● Stored data entries
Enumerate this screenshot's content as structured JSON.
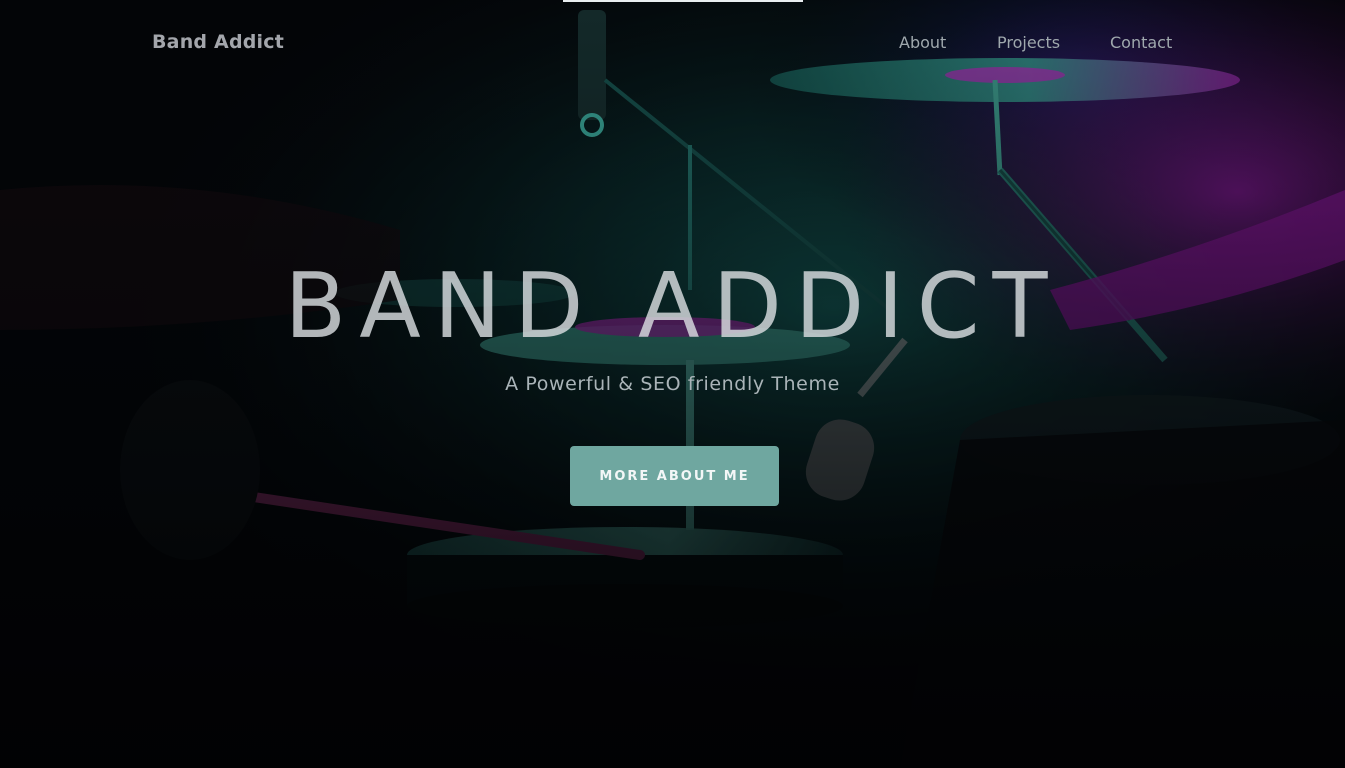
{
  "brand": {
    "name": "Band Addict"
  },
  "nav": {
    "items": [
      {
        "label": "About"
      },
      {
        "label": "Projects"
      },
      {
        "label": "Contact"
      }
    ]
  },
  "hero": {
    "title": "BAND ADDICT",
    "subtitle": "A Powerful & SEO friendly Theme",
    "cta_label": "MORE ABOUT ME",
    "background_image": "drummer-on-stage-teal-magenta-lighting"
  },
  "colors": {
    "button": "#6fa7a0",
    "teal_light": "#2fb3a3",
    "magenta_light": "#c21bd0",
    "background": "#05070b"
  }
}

● WORK REQUIRED
Reproduce the whole listing exactly, but not the images in it.

● EXERCISE OUTPUT
Enumerate this screenshot's content as structured JSON.
{
  "brand": {
    "name": "Band Addict"
  },
  "nav": {
    "items": [
      {
        "label": "About"
      },
      {
        "label": "Projects"
      },
      {
        "label": "Contact"
      }
    ]
  },
  "hero": {
    "title": "BAND ADDICT",
    "subtitle": "A Powerful & SEO friendly Theme",
    "cta_label": "MORE ABOUT ME",
    "background_image": "drummer-on-stage-teal-magenta-lighting"
  },
  "colors": {
    "button": "#6fa7a0",
    "teal_light": "#2fb3a3",
    "magenta_light": "#c21bd0",
    "background": "#05070b"
  }
}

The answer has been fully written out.